What you are asked to do
Each line in the entries below that holds the string "Direccion" is to be listed.

Supplied material
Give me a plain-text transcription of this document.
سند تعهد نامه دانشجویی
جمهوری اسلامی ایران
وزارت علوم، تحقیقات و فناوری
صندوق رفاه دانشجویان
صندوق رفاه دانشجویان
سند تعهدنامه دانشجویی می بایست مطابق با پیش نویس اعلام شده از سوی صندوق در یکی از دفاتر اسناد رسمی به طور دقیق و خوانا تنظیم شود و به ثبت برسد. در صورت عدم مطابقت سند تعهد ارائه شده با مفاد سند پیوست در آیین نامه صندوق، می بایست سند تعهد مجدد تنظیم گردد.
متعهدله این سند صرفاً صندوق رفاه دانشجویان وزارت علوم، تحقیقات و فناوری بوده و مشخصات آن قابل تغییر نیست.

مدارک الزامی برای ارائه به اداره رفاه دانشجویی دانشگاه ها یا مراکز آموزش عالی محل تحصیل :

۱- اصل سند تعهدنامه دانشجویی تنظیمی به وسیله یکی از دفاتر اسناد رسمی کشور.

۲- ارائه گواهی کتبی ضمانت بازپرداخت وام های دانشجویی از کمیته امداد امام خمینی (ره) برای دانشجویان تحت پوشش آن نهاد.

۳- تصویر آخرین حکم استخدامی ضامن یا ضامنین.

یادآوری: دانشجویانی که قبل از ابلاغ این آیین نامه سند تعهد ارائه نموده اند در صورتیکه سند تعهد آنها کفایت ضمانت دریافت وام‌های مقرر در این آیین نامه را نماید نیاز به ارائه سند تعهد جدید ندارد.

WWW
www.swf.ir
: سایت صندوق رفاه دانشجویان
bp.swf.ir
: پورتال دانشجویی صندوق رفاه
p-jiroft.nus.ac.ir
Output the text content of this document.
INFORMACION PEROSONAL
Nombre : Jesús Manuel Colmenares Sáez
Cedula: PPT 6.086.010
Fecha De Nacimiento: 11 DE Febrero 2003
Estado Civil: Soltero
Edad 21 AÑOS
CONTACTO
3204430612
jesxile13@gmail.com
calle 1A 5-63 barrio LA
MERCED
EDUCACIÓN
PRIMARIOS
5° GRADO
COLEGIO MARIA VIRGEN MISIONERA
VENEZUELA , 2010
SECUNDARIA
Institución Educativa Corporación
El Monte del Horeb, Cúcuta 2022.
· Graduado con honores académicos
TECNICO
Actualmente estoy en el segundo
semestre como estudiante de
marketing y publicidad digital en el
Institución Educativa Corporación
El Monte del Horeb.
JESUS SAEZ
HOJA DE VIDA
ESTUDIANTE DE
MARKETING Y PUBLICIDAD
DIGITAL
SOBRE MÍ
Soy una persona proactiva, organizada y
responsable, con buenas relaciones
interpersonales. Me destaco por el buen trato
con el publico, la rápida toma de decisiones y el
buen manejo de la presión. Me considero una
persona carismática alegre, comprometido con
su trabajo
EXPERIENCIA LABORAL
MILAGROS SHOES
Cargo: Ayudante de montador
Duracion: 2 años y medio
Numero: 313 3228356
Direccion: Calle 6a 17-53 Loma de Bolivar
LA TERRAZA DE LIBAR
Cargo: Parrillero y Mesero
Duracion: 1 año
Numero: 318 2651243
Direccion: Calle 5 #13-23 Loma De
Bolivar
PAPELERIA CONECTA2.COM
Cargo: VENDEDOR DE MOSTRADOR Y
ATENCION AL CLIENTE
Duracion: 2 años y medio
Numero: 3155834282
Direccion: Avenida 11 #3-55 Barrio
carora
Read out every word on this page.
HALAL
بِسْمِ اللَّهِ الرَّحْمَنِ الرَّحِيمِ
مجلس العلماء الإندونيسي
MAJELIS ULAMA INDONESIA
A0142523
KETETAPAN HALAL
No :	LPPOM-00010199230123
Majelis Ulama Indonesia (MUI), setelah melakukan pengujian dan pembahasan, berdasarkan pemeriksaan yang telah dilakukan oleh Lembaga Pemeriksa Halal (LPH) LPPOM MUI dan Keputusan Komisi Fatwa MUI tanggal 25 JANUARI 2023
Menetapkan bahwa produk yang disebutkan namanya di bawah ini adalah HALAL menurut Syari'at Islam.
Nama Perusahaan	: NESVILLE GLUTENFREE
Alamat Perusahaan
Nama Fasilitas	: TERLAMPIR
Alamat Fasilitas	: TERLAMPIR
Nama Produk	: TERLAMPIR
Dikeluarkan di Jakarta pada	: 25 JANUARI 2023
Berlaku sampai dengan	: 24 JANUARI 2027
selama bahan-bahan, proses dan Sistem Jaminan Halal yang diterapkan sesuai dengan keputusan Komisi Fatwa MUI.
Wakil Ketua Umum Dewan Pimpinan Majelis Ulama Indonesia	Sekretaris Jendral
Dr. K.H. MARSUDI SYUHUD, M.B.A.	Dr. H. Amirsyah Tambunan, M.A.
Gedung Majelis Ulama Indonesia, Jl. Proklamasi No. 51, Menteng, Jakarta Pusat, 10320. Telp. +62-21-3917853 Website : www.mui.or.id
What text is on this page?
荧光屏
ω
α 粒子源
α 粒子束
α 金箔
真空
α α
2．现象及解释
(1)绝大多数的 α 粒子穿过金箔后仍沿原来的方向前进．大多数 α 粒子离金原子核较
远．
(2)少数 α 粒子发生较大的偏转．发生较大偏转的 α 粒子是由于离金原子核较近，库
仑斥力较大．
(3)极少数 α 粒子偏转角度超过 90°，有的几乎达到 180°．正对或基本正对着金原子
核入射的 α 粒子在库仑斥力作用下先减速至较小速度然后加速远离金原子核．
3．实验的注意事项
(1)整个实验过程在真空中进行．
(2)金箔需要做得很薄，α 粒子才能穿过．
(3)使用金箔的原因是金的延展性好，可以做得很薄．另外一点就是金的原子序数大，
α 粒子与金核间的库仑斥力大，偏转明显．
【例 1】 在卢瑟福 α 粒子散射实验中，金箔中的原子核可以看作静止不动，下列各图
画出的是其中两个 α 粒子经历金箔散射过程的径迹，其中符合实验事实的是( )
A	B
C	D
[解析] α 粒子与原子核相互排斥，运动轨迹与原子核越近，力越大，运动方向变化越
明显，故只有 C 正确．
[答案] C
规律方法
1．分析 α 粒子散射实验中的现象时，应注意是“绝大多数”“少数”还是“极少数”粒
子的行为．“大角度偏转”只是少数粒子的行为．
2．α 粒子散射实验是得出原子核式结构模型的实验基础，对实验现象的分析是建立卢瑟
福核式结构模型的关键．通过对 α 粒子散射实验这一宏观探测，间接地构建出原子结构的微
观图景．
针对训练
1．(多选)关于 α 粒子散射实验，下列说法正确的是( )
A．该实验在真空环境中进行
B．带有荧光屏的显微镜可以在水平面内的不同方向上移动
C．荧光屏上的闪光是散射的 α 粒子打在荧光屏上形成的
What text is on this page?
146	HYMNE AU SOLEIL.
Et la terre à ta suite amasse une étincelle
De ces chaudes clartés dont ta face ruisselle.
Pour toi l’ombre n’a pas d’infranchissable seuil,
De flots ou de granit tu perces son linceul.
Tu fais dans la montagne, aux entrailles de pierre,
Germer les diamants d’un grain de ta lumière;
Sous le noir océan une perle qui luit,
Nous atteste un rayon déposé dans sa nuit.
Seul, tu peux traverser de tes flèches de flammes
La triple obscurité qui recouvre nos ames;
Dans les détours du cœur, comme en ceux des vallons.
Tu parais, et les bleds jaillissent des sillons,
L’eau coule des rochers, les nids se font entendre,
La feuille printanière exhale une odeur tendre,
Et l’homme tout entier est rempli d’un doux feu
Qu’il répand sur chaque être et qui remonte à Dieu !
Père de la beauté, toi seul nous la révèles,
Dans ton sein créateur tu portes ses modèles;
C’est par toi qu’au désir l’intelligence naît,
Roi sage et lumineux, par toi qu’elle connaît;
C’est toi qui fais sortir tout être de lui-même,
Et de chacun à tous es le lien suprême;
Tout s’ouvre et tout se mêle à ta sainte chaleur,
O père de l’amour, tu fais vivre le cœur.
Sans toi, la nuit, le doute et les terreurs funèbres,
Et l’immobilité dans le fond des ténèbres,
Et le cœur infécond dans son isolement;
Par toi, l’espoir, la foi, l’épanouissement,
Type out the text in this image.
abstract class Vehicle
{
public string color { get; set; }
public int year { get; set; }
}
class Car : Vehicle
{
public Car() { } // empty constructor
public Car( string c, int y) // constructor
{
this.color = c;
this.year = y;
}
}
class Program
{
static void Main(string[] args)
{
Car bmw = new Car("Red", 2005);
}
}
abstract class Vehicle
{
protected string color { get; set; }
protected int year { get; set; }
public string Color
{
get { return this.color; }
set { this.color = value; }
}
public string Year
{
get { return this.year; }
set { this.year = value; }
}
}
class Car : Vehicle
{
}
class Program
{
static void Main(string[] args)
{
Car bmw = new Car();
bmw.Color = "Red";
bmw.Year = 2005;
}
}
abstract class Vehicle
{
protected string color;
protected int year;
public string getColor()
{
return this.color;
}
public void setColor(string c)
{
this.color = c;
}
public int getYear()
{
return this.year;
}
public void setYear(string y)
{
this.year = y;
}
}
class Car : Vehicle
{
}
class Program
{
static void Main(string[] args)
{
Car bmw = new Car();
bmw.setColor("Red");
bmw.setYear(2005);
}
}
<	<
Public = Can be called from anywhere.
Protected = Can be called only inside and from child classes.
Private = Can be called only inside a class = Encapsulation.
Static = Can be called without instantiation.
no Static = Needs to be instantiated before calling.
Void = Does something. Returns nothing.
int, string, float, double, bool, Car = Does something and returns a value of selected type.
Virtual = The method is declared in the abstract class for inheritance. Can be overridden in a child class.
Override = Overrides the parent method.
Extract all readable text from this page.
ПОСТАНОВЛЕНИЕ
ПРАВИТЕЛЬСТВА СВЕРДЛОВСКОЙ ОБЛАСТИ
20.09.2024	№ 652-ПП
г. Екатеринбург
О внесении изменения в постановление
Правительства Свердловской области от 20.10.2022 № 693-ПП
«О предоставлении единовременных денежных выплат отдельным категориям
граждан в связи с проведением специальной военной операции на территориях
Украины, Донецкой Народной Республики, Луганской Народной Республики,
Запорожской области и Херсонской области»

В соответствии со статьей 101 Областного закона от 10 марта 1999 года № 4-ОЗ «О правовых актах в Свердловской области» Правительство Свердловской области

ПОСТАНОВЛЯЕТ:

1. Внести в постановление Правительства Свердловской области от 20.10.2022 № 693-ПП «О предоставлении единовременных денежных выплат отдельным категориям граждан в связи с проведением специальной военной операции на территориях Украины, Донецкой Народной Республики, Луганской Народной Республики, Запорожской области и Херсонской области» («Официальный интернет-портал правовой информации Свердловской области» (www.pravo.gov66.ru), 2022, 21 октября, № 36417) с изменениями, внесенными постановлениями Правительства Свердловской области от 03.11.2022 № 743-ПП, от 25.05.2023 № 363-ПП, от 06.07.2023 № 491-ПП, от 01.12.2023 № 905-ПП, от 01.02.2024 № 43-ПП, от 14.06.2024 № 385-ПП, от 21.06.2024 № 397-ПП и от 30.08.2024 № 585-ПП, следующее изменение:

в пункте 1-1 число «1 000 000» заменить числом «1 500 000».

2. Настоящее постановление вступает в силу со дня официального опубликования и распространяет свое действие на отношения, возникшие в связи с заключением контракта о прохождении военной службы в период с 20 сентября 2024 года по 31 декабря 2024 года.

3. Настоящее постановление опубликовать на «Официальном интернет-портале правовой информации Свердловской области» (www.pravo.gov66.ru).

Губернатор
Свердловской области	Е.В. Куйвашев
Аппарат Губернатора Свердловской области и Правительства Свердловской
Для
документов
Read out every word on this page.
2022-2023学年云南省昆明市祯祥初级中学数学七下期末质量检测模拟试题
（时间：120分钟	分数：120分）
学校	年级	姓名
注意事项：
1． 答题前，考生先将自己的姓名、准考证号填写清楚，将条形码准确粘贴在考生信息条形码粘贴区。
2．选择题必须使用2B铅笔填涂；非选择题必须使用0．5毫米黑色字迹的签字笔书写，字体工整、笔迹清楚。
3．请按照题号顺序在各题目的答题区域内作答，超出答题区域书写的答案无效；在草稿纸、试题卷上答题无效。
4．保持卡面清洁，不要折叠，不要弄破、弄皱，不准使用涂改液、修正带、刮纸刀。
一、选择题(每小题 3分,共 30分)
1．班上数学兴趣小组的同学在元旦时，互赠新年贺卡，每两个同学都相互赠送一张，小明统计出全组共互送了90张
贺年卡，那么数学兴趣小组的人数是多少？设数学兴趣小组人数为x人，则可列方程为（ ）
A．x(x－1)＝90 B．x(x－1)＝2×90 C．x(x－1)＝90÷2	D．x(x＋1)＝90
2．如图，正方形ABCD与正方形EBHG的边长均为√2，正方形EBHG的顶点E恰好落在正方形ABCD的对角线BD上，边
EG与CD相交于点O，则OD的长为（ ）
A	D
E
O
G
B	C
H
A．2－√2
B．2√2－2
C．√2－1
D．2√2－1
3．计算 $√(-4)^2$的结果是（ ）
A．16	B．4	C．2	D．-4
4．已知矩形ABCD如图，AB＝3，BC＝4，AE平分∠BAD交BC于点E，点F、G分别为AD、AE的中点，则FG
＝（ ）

Answer to the problem
Direccion: Calle 6a 17-53 Loma de Bolivar
Direccion: Calle 5 #13-23 Loma De
Direccion: Avenida 11 #3-55 Barrio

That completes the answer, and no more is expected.